• _OBJECTIVE_
Without altering anything, output the material below.

• _RECORD LIST_
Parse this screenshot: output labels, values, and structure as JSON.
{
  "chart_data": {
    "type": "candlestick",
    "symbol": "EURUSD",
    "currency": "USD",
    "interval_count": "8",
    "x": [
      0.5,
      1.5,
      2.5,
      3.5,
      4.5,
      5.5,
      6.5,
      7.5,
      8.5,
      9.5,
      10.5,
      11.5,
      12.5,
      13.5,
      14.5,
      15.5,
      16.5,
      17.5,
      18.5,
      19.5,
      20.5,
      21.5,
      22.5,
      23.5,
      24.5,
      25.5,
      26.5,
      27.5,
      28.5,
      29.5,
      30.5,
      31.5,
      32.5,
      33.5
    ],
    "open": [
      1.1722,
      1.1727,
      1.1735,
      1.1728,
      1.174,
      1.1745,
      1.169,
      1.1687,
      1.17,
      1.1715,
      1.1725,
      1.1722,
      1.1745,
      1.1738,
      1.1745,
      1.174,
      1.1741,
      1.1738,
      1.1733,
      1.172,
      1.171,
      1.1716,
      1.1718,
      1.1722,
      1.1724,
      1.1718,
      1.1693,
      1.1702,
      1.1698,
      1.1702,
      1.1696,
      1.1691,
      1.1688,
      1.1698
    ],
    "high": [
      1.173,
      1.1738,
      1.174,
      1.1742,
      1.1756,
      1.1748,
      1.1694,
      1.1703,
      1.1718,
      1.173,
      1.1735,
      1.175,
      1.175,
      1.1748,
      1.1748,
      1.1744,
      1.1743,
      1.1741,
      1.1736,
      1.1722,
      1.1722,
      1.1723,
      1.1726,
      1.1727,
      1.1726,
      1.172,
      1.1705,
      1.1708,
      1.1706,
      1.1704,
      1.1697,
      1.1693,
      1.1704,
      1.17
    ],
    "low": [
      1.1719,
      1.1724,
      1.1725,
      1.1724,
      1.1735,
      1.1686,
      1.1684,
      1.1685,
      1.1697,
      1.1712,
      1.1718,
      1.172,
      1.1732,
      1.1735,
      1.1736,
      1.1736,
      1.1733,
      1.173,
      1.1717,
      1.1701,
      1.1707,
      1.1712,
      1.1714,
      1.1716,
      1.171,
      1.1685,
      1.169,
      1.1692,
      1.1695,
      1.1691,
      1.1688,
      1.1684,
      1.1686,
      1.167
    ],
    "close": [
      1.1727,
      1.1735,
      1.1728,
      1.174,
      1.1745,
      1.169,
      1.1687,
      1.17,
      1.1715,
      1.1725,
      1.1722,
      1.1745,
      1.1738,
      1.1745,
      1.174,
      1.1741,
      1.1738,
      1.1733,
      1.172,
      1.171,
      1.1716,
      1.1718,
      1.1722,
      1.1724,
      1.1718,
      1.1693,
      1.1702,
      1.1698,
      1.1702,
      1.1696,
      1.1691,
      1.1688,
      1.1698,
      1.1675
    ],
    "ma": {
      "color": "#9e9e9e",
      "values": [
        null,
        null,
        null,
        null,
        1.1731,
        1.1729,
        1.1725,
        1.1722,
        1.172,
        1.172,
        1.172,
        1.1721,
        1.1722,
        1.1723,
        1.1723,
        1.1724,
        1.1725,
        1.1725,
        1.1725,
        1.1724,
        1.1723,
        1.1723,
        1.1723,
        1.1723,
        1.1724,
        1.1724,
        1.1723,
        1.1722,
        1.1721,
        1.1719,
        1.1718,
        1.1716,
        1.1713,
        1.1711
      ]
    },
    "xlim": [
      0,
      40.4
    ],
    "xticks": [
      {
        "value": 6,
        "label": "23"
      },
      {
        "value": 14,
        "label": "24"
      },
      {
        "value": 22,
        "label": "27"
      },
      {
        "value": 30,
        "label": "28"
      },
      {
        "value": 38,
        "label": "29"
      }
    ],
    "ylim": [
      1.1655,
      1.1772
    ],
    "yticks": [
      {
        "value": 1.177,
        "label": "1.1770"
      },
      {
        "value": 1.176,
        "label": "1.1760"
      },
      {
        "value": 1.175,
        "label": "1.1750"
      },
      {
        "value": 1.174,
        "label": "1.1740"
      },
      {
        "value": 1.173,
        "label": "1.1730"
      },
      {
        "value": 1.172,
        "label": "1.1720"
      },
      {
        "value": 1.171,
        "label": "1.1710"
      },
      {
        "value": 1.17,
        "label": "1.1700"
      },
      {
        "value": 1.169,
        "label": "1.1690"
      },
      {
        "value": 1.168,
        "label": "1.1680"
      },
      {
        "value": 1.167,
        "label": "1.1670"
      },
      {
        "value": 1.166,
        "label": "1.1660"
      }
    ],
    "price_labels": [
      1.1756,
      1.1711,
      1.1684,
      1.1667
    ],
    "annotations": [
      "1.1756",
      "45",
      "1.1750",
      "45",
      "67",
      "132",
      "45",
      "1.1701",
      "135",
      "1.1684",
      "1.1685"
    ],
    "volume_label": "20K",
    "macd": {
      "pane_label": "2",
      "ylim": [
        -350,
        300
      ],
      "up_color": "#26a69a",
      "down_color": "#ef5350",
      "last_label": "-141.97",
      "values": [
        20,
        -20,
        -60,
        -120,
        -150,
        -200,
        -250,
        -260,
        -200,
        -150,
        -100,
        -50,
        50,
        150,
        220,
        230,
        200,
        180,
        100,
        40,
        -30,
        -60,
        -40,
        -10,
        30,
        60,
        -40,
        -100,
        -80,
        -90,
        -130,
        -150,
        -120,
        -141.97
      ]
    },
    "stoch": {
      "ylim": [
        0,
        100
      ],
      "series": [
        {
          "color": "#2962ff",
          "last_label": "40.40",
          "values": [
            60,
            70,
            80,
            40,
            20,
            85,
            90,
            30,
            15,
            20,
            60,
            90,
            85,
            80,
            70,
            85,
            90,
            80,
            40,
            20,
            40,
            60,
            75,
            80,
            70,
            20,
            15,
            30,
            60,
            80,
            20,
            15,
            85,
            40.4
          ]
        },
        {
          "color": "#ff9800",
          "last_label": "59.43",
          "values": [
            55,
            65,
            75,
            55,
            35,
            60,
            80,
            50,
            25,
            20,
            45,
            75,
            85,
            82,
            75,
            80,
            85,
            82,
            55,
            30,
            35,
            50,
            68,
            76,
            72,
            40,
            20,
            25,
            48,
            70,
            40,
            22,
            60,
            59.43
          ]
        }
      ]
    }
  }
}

• _WORKED SOLUTION_
Parse this screenshot: output labels, values, and structure as JSON.
{
  "chart_data": {
    "type": "candlestick",
    "symbol": "EURUSD",
    "currency": "USD",
    "interval_count": "8",
    "x": [
      0.5,
      1.5,
      2.5,
      3.5,
      4.5,
      5.5,
      6.5,
      7.5,
      8.5,
      9.5,
      10.5,
      11.5,
      12.5,
      13.5,
      14.5,
      15.5,
      16.5,
      17.5,
      18.5,
      19.5,
      20.5,
      21.5,
      22.5,
      23.5,
      24.5,
      25.5,
      26.5,
      27.5,
      28.5,
      29.5,
      30.5,
      31.5,
      32.5,
      33.5
    ],
    "open": [
      1.1722,
      1.1727,
      1.1735,
      1.1728,
      1.174,
      1.1745,
      1.169,
      1.1687,
      1.17,
      1.1715,
      1.1725,
      1.1722,
      1.1745,
      1.1738,
      1.1745,
      1.174,
      1.1741,
      1.1738,
      1.1733,
      1.172,
      1.171,
      1.1716,
      1.1718,
      1.1722,
      1.1724,
      1.1718,
      1.1693,
      1.1702,
      1.1698,
      1.1702,
      1.1696,
      1.1691,
      1.1688,
      1.1698
    ],
    "high": [
      1.173,
      1.1738,
      1.174,
      1.1742,
      1.1756,
      1.1748,
      1.1694,
      1.1703,
      1.1718,
      1.173,
      1.1735,
      1.175,
      1.175,
      1.1748,
      1.1748,
      1.1744,
      1.1743,
      1.1741,
      1.1736,
      1.1722,
      1.1722,
      1.1723,
      1.1726,
      1.1727,
      1.1726,
      1.172,
      1.1705,
      1.1708,
      1.1706,
      1.1704,
      1.1697,
      1.1693,
      1.1704,
      1.17
    ],
    "low": [
      1.1719,
      1.1724,
      1.1725,
      1.1724,
      1.1735,
      1.1686,
      1.1684,
      1.1685,
      1.1697,
      1.1712,
      1.1718,
      1.172,
      1.1732,
      1.1735,
      1.1736,
      1.1736,
      1.1733,
      1.173,
      1.1717,
      1.1701,
      1.1707,
      1.1712,
      1.1714,
      1.1716,
      1.171,
      1.1685,
      1.169,
      1.1692,
      1.1695,
      1.1691,
      1.1688,
      1.1684,
      1.1686,
      1.167
    ],
    "close": [
      1.1727,
      1.1735,
      1.1728,
      1.174,
      1.1745,
      1.169,
      1.1687,
      1.17,
      1.1715,
      1.1725,
      1.1722,
      1.1745,
      1.1738,
      1.1745,
      1.174,
      1.1741,
      1.1738,
      1.1733,
      1.172,
      1.171,
      1.1716,
      1.1718,
      1.1722,
      1.1724,
      1.1718,
      1.1693,
      1.1702,
      1.1698,
      1.1702,
      1.1696,
      1.1691,
      1.1688,
      1.1698,
      1.1675
    ],
    "ma": {
      "color": "#9e9e9e",
      "values": [
        null,
        null,
        null,
        null,
        1.1731,
        1.1729,
        1.1725,
        1.1722,
        1.172,
        1.172,
        1.172,
        1.1721,
        1.1722,
        1.1723,
        1.1723,
        1.1724,
        1.1725,
        1.1725,
        1.1725,
        1.1724,
        1.1723,
        1.1723,
        1.1723,
        1.1723,
        1.1724,
        1.1724,
        1.1723,
        1.1722,
        1.1721,
        1.1719,
        1.1718,
        1.1716,
        1.1713,
        1.1711
      ]
    },
    "xlim": [
      0,
      40.4
    ],
    "xticks": [
      {
        "value": 6,
        "label": "23"
      },
      {
        "value": 14,
        "label": "24"
      },
      {
        "value": 22,
        "label": "27"
      },
      {
        "value": 30,
        "label": "28"
      },
      {
        "value": 38,
        "label": "29"
      }
    ],
    "ylim": [
      1.1655,
      1.1772
    ],
    "yticks": [
      {
        "value": 1.177,
        "label": "1.1770"
      },
      {
        "value": 1.176,
        "label": "1.1760"
      },
      {
        "value": 1.175,
        "label": "1.1750"
      },
      {
        "value": 1.174,
        "label": "1.1740"
      },
      {
        "value": 1.173,
        "label": "1.1730"
      },
      {
        "value": 1.172,
        "label": "1.1720"
      },
      {
        "value": 1.171,
        "label": "1.1710"
      },
      {
        "value": 1.17,
        "label": "1.1700"
      },
      {
        "value": 1.169,
        "label": "1.1690"
      },
      {
        "value": 1.168,
        "label": "1.1680"
      },
      {
        "value": 1.167,
        "label": "1.1670"
      },
      {
        "value": 1.166,
        "label": "1.1660"
      }
    ],
    "price_labels": [
      1.1756,
      1.1711,
      1.1684,
      1.1667
    ],
    "annotations": [
      "1.1756",
      "45",
      "1.1750",
      "45",
      "67",
      "132",
      "45",
      "1.1701",
      "135",
      "1.1684",
      "1.1685"
    ],
    "volume_label": "20K",
    "macd": {
      "pane_label": "2",
      "ylim": [
        -350,
        300
      ],
      "up_color": "#26a69a",
      "down_color": "#ef5350",
      "last_label": "-141.97",
      "values": [
        20,
        -20,
        -60,
        -120,
        -150,
        -200,
        -250,
        -260,
        -200,
        -150,
        -100,
        -50,
        50,
        150,
        220,
        230,
        200,
        180,
        100,
        40,
        -30,
        -60,
        -40,
        -10,
        30,
        60,
        -40,
        -100,
        -80,
        -90,
        -130,
        -150,
        -120,
        -141.97
      ]
    },
    "stoch": {
      "ylim": [
        0,
        100
      ],
      "series": [
        {
          "color": "#2962ff",
          "last_label": "40.40",
          "values": [
            60,
            70,
            80,
            40,
            20,
            85,
            90,
            30,
            15,
            20,
            60,
            90,
            85,
            80,
            70,
            85,
            90,
            80,
            40,
            20,
            40,
            60,
            75,
            80,
            70,
            20,
            15,
            30,
            60,
            80,
            20,
            15,
            85,
            40.4
          ]
        },
        {
          "color": "#ff9800",
          "last_label": "59.43",
          "values": [
            55,
            65,
            75,
            55,
            35,
            60,
            80,
            50,
            25,
            20,
            45,
            75,
            85,
            82,
            75,
            80,
            85,
            82,
            55,
            30,
            35,
            50,
            68,
            76,
            72,
            40,
            20,
            25,
            48,
            70,
            40,
            22,
            60,
            59.43
          ]
        }
      ]
    }
  }
}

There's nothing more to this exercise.